[Written task]
Rewrite the records from the line containing "Segment this screenshot: for" down to the line containing "close-circle-icon [446,335,485,374]", replacing "product-thumbnail" with "item-image" and leaving everything else unchanged.
[Start Entries]
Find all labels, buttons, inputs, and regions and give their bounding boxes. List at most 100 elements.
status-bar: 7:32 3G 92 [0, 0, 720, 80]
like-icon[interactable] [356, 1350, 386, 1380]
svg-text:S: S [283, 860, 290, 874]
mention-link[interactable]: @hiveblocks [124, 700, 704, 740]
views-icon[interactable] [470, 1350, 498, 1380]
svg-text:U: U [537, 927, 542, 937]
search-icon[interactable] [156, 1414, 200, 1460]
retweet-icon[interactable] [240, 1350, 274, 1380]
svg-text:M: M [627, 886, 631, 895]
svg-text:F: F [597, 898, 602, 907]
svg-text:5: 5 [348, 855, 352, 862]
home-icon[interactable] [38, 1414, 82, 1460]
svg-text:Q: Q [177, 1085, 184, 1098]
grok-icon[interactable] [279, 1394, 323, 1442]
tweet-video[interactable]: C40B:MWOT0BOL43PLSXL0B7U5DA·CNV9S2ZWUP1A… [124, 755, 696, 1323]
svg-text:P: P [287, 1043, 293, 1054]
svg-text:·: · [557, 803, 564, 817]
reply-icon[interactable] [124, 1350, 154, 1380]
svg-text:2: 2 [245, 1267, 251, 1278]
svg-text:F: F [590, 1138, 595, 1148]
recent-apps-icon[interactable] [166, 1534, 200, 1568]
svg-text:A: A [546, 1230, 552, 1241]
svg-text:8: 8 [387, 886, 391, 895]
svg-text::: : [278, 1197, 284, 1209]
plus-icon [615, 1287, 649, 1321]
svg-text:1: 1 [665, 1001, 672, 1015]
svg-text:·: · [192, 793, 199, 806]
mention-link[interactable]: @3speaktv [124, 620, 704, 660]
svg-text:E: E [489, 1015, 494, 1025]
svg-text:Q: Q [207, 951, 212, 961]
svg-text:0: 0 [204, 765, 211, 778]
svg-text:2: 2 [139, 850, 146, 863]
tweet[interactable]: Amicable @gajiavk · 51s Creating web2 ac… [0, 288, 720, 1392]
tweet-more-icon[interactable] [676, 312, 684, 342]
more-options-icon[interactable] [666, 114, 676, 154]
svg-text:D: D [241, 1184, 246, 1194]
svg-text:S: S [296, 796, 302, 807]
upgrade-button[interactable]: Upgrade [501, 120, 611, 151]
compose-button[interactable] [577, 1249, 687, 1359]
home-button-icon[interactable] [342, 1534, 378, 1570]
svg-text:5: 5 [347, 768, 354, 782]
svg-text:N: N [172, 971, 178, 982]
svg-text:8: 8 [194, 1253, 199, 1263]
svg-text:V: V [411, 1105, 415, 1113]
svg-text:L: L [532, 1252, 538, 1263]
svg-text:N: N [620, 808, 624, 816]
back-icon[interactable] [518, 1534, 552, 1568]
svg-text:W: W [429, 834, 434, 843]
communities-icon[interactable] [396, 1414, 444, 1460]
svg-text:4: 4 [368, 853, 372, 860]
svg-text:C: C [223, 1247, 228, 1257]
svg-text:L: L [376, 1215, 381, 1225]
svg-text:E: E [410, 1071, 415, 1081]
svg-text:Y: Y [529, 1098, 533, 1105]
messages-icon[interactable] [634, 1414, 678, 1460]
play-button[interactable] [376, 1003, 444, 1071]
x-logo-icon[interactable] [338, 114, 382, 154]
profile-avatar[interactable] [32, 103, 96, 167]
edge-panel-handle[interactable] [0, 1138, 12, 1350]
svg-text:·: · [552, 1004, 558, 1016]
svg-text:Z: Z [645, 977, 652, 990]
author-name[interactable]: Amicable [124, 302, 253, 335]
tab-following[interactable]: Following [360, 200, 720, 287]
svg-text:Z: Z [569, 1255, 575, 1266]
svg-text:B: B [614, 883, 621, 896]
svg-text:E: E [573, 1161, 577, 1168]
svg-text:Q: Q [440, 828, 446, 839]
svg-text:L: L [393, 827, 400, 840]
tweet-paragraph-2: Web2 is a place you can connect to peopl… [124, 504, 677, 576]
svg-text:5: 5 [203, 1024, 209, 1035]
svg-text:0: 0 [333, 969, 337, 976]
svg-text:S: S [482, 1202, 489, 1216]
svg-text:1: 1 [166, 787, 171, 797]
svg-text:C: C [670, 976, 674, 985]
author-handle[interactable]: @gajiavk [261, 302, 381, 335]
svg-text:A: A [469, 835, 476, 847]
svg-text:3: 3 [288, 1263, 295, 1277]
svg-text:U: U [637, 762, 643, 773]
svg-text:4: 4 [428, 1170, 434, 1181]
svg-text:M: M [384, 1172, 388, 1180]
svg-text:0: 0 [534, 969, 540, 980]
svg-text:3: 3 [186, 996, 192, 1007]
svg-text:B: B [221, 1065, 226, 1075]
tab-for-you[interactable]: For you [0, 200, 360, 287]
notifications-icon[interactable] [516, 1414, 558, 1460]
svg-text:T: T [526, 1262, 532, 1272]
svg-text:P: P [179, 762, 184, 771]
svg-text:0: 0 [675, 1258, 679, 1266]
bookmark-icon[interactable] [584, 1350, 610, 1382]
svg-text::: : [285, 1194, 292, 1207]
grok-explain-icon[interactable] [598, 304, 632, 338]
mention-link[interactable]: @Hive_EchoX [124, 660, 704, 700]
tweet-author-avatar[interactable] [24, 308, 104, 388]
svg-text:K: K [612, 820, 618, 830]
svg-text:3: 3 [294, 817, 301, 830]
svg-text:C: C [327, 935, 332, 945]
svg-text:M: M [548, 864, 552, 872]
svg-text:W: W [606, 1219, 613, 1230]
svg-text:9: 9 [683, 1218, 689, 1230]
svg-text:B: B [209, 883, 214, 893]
[End Entries]
[Start Entries]
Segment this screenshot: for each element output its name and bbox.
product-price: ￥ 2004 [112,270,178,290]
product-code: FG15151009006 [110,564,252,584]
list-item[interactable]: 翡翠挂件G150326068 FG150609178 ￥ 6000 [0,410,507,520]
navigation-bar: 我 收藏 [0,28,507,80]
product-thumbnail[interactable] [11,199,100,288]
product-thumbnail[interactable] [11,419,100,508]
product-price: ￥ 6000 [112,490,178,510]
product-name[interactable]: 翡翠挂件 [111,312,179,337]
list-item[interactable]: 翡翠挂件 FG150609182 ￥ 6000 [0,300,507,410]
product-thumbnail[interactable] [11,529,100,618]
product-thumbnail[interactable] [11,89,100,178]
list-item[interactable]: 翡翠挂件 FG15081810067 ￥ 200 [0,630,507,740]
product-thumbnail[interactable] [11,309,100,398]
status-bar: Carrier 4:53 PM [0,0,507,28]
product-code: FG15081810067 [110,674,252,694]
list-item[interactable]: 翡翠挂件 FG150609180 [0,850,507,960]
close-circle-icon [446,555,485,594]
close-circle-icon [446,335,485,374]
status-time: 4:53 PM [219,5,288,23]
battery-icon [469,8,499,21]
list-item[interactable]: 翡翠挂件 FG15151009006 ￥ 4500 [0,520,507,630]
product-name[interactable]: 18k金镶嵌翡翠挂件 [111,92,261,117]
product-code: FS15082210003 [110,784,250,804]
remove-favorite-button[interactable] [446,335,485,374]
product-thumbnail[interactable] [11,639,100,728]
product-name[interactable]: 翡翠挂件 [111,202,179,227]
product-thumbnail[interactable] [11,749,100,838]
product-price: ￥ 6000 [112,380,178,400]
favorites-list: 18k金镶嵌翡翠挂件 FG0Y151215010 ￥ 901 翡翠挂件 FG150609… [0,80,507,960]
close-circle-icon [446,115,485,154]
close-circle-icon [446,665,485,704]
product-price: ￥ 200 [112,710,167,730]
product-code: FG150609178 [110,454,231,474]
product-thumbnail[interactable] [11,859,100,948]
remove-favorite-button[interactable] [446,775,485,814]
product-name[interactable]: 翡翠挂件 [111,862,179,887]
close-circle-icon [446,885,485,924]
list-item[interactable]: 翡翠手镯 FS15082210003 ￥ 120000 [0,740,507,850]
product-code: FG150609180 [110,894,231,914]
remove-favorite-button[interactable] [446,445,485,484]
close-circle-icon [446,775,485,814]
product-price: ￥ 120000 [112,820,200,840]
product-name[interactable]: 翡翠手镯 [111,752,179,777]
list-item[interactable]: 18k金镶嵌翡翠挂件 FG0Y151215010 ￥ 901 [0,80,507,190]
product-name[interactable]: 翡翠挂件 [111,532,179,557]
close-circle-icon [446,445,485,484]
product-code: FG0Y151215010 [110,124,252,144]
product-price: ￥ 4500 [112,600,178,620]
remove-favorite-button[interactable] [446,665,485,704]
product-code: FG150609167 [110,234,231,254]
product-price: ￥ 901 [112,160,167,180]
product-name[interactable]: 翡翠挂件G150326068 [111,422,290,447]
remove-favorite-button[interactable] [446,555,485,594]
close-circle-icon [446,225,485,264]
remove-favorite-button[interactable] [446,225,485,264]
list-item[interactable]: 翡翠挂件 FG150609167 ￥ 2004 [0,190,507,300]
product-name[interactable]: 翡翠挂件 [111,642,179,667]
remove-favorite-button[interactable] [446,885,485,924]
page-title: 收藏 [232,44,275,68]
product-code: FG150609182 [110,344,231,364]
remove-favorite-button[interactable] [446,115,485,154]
[End Entries]
[Response]
Segment this screenshot: for each element output its name and bbox.
product-price: ￥ 2004 [112,270,178,290]
product-code: FG15151009006 [110,564,252,584]
list-item[interactable]: 翡翠挂件G150326068 FG150609178 ￥ 6000 [0,410,507,520]
navigation-bar: 我 收藏 [0,28,507,80]
item-image[interactable] [11,199,100,288]
item-image[interactable] [11,419,100,508]
product-price: ￥ 6000 [112,490,178,510]
product-name[interactable]: 翡翠挂件 [111,312,179,337]
list-item[interactable]: 翡翠挂件 FG150609182 ￥ 6000 [0,300,507,410]
item-image[interactable] [11,529,100,618]
item-image[interactable] [11,89,100,178]
list-item[interactable]: 翡翠挂件 FG15081810067 ￥ 200 [0,630,507,740]
item-image[interactable] [11,309,100,398]
status-bar: Carrier 4:53 PM [0,0,507,28]
product-code: FG15081810067 [110,674,252,694]
list-item[interactable]: 翡翠挂件 FG150609180 [0,850,507,960]
close-circle-icon [446,555,485,594]
close-circle-icon [446,335,485,374]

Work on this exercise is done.